## DATA EXCERPTS
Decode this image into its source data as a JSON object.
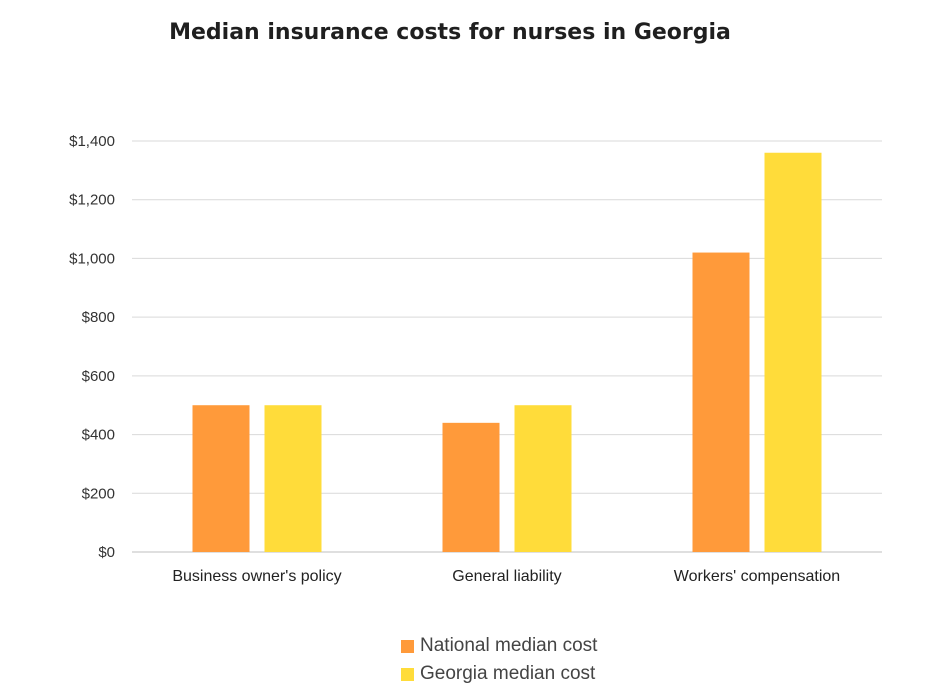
{
  "chart_data": {
    "type": "bar",
    "title": "Median insurance costs for nurses in Georgia",
    "categories": [
      "Business owner's policy",
      "General liability",
      "Workers' compensation"
    ],
    "series": [
      {
        "name": "National median cost",
        "color": "#FF9A3A",
        "values": [
          500,
          440,
          1020
        ]
      },
      {
        "name": "Georgia median cost",
        "color": "#FFDC3A",
        "values": [
          500,
          500,
          1360
        ]
      }
    ],
    "ylim": [
      0,
      1400
    ],
    "yticks": [
      "$0",
      "$200",
      "$400",
      "$600",
      "$800",
      "$1,000",
      "$1,200",
      "$1,400"
    ],
    "xlabel": "",
    "ylabel": "",
    "grid": true,
    "legend_position": "bottom"
  }
}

## PROBLEM DETAILS
Transcribe the material exactly, keeping every word and none of the pictures.

## FINISHED TASK
Decode this image into its source data as a JSON object.
{
  "chart_data": {
    "type": "bar",
    "title": "Median insurance costs for nurses in Georgia",
    "categories": [
      "Business owner's policy",
      "General liability",
      "Workers' compensation"
    ],
    "series": [
      {
        "name": "National median cost",
        "color": "#FF9A3A",
        "values": [
          500,
          440,
          1020
        ]
      },
      {
        "name": "Georgia median cost",
        "color": "#FFDC3A",
        "values": [
          500,
          500,
          1360
        ]
      }
    ],
    "ylim": [
      0,
      1400
    ],
    "yticks": [
      "$0",
      "$200",
      "$400",
      "$600",
      "$800",
      "$1,000",
      "$1,200",
      "$1,400"
    ],
    "xlabel": "",
    "ylabel": "",
    "grid": true,
    "legend_position": "bottom"
  }
}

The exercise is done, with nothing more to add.